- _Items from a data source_
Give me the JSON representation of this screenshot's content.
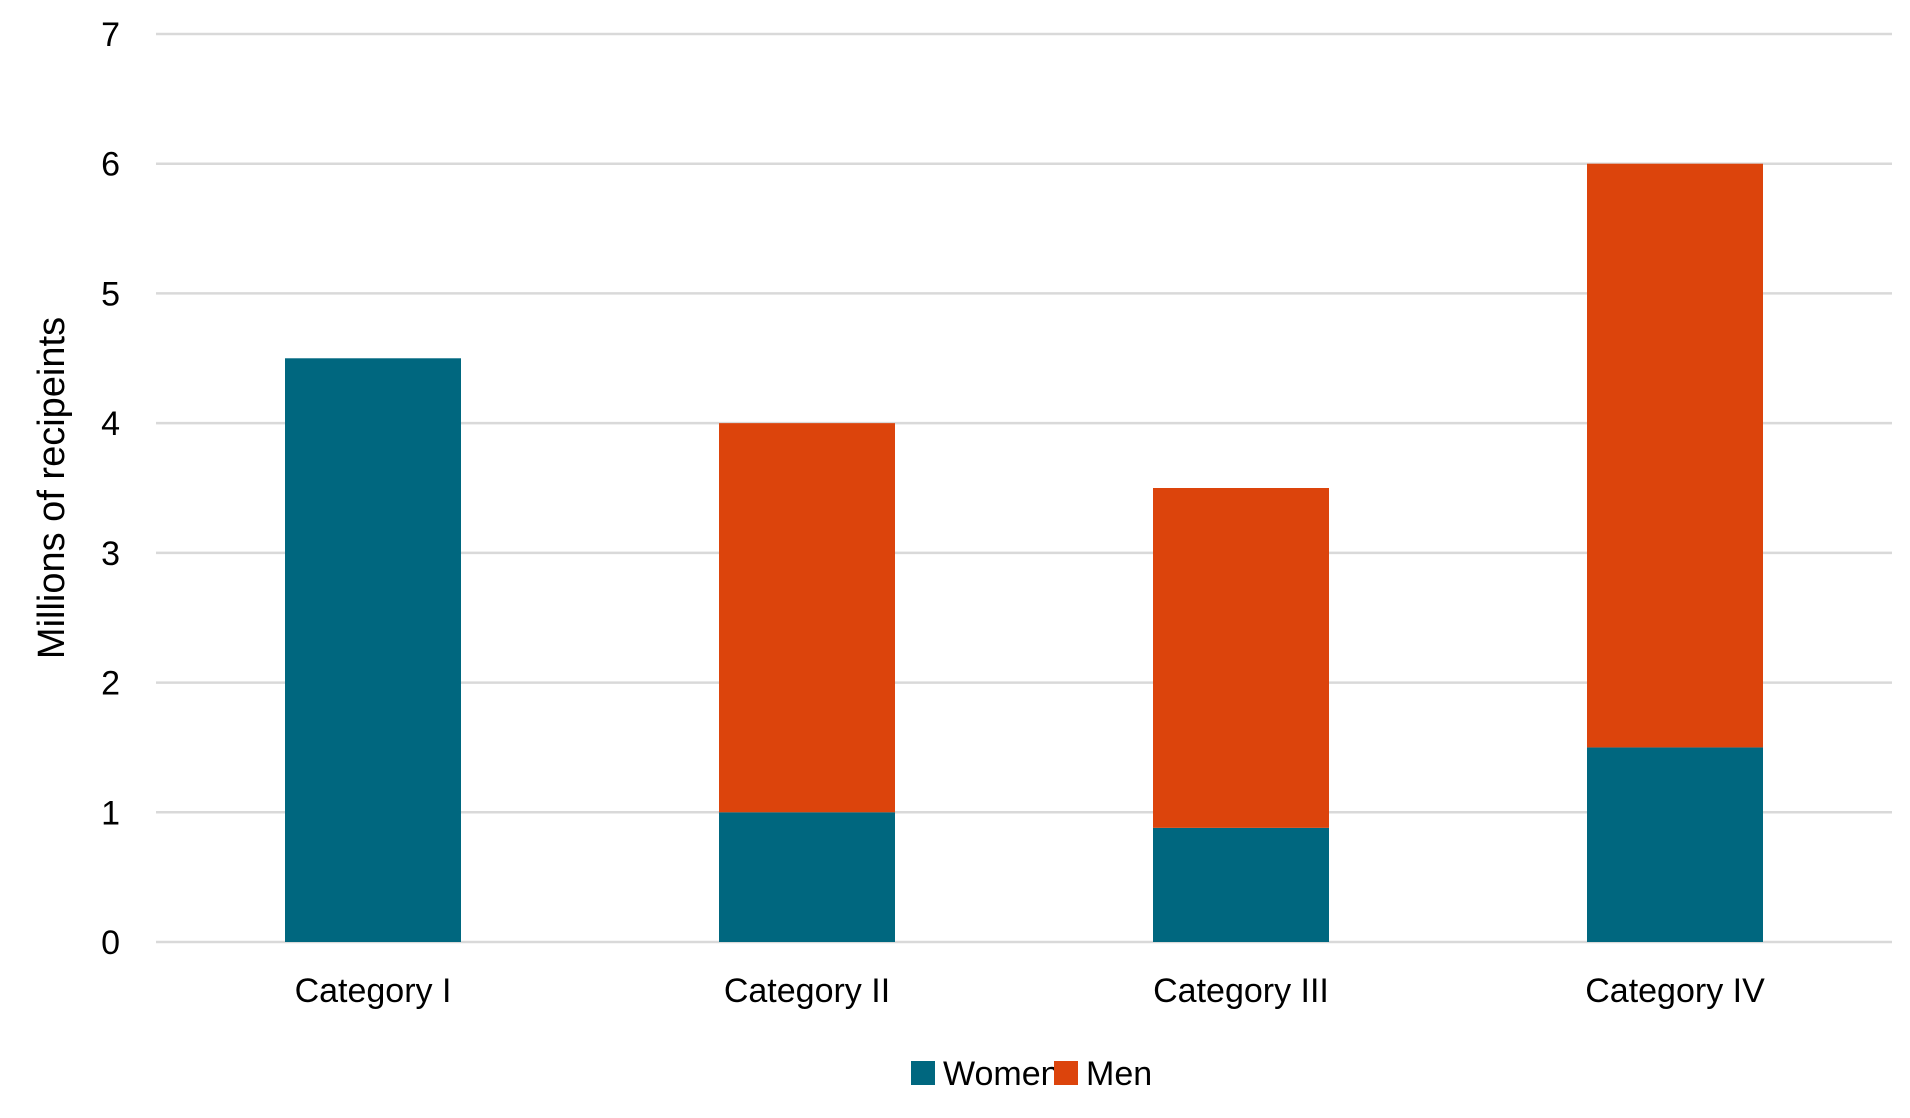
{
  "chart_data": {
    "type": "bar",
    "stacked": true,
    "categories": [
      "Category I",
      "Category II",
      "Category III",
      "Category IV"
    ],
    "series": [
      {
        "name": "Women",
        "color": "#00677f",
        "values": [
          4.5,
          1.0,
          0.88,
          1.5
        ]
      },
      {
        "name": "Men",
        "color": "#dc440c",
        "values": [
          0,
          3.0,
          2.62,
          4.5
        ]
      }
    ],
    "title": "",
    "xlabel": "",
    "ylabel": "Millions of recipeints",
    "ylim": [
      0,
      7
    ],
    "yticks": [
      0,
      1,
      2,
      3,
      4,
      5,
      6,
      7
    ],
    "grid": true,
    "gridColor": "#d9d9d9",
    "legend": "bottom"
  }
}
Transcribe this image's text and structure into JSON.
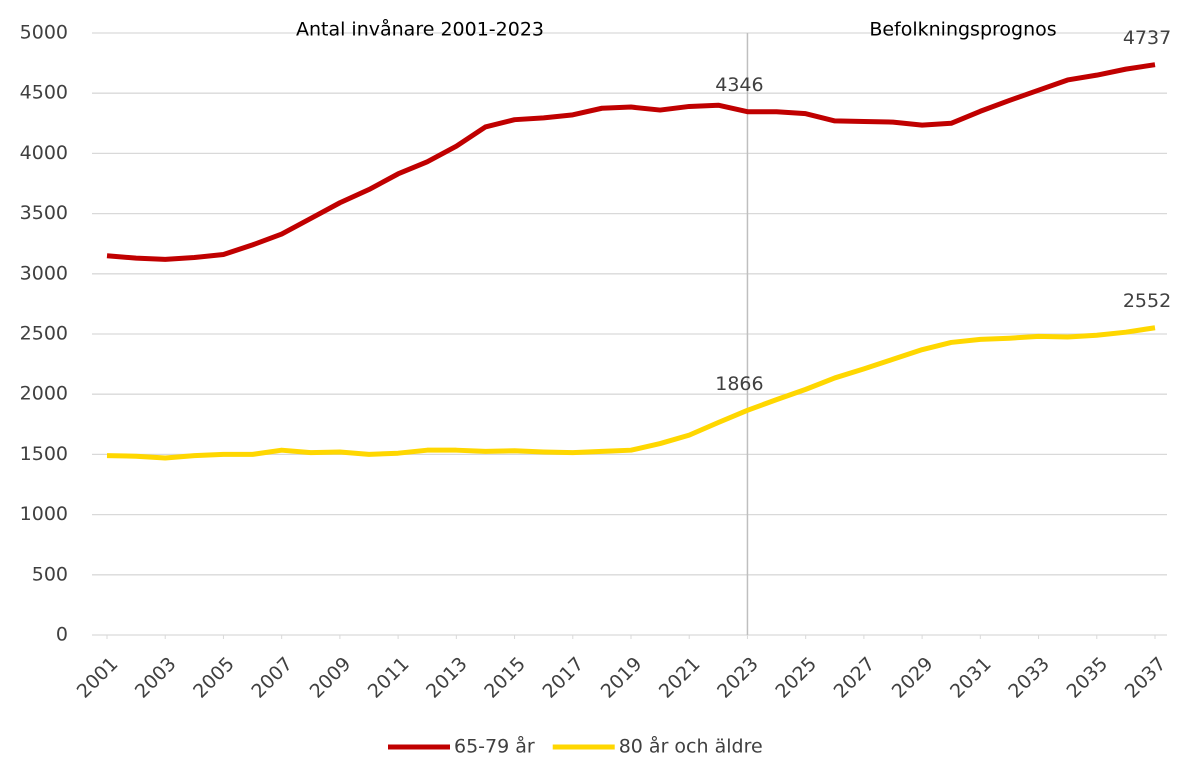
{
  "chart_data": {
    "type": "line",
    "x": [
      2001,
      2002,
      2003,
      2004,
      2005,
      2006,
      2007,
      2008,
      2009,
      2010,
      2011,
      2012,
      2013,
      2014,
      2015,
      2016,
      2017,
      2018,
      2019,
      2020,
      2021,
      2022,
      2023,
      2024,
      2025,
      2026,
      2027,
      2028,
      2029,
      2030,
      2031,
      2032,
      2033,
      2034,
      2035,
      2036,
      2037
    ],
    "xlim": [
      2001,
      2037
    ],
    "xticks": [
      2001,
      2003,
      2005,
      2007,
      2009,
      2011,
      2013,
      2015,
      2017,
      2019,
      2021,
      2023,
      2025,
      2027,
      2029,
      2031,
      2033,
      2035,
      2037
    ],
    "ylim": [
      0,
      5000
    ],
    "yticks": [
      0,
      500,
      1000,
      1500,
      2000,
      2500,
      3000,
      3500,
      4000,
      4500,
      5000
    ],
    "grid": true,
    "legend": "bottom",
    "divider_x": 2023,
    "annotations": [
      "Antal invånare 2001-2023",
      "Befolkningsprognos"
    ],
    "series": [
      {
        "name": "65-79 år",
        "color": "#c00000",
        "label_indices": [
          22,
          36
        ],
        "values": [
          3150,
          3130,
          3120,
          3135,
          3160,
          3240,
          3330,
          3460,
          3590,
          3700,
          3830,
          3930,
          4060,
          4220,
          4280,
          4295,
          4320,
          4375,
          4385,
          4360,
          4390,
          4400,
          4346,
          4346,
          4330,
          4270,
          4265,
          4260,
          4235,
          4250,
          4350,
          4440,
          4525,
          4610,
          4650,
          4700,
          4737
        ]
      },
      {
        "name": "80 år och äldre",
        "color": "#ffd700",
        "label_indices": [
          22,
          36
        ],
        "values": [
          1490,
          1485,
          1470,
          1490,
          1500,
          1500,
          1535,
          1515,
          1520,
          1500,
          1510,
          1535,
          1535,
          1525,
          1530,
          1520,
          1515,
          1525,
          1535,
          1590,
          1660,
          1765,
          1866,
          1955,
          2040,
          2135,
          2210,
          2290,
          2370,
          2430,
          2455,
          2465,
          2480,
          2475,
          2490,
          2515,
          2552
        ]
      }
    ]
  }
}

- _WRITTEN EXERCISE_
All of the records above must be copied exactly, except for the pictures.

- _WRITTEN SOLUTION_
Give me the JSON representation of this screenshot's content.
{
  "chart_data": {
    "type": "bar",
    "stacked": true,
    "categories": [
      "Category I",
      "Category II",
      "Category III",
      "Category IV"
    ],
    "series": [
      {
        "name": "Women",
        "color": "#00677f",
        "values": [
          4.5,
          1.0,
          0.88,
          1.5
        ]
      },
      {
        "name": "Men",
        "color": "#dc440c",
        "values": [
          0,
          3.0,
          2.62,
          4.5
        ]
      }
    ],
    "title": "",
    "xlabel": "",
    "ylabel": "Millions of recipeints",
    "ylim": [
      0,
      7
    ],
    "yticks": [
      0,
      1,
      2,
      3,
      4,
      5,
      6,
      7
    ],
    "grid": true,
    "gridColor": "#d9d9d9",
    "legend": "bottom"
  }
}
Transcribe this image's text and structure into JSON.
{
  "chart_data": {
    "type": "line",
    "x": [
      2001,
      2002,
      2003,
      2004,
      2005,
      2006,
      2007,
      2008,
      2009,
      2010,
      2011,
      2012,
      2013,
      2014,
      2015,
      2016,
      2017,
      2018,
      2019,
      2020,
      2021,
      2022,
      2023,
      2024,
      2025,
      2026,
      2027,
      2028,
      2029,
      2030,
      2031,
      2032,
      2033,
      2034,
      2035,
      2036,
      2037
    ],
    "xlim": [
      2001,
      2037
    ],
    "xticks": [
      2001,
      2003,
      2005,
      2007,
      2009,
      2011,
      2013,
      2015,
      2017,
      2019,
      2021,
      2023,
      2025,
      2027,
      2029,
      2031,
      2033,
      2035,
      2037
    ],
    "ylim": [
      0,
      5000
    ],
    "yticks": [
      0,
      500,
      1000,
      1500,
      2000,
      2500,
      3000,
      3500,
      4000,
      4500,
      5000
    ],
    "grid": true,
    "legend": "bottom",
    "divider_x": 2023,
    "annotations": [
      "Antal invånare 2001-2023",
      "Befolkningsprognos"
    ],
    "series": [
      {
        "name": "65-79 år",
        "color": "#c00000",
        "label_indices": [
          22,
          36
        ],
        "values": [
          3150,
          3130,
          3120,
          3135,
          3160,
          3240,
          3330,
          3460,
          3590,
          3700,
          3830,
          3930,
          4060,
          4220,
          4280,
          4295,
          4320,
          4375,
          4385,
          4360,
          4390,
          4400,
          4346,
          4346,
          4330,
          4270,
          4265,
          4260,
          4235,
          4250,
          4350,
          4440,
          4525,
          4610,
          4650,
          4700,
          4737
        ]
      },
      {
        "name": "80 år och äldre",
        "color": "#ffd700",
        "label_indices": [
          22,
          36
        ],
        "values": [
          1490,
          1485,
          1470,
          1490,
          1500,
          1500,
          1535,
          1515,
          1520,
          1500,
          1510,
          1535,
          1535,
          1525,
          1530,
          1520,
          1515,
          1525,
          1535,
          1590,
          1660,
          1765,
          1866,
          1955,
          2040,
          2135,
          2210,
          2290,
          2370,
          2430,
          2455,
          2465,
          2480,
          2475,
          2490,
          2515,
          2552
        ]
      }
    ]
  }
}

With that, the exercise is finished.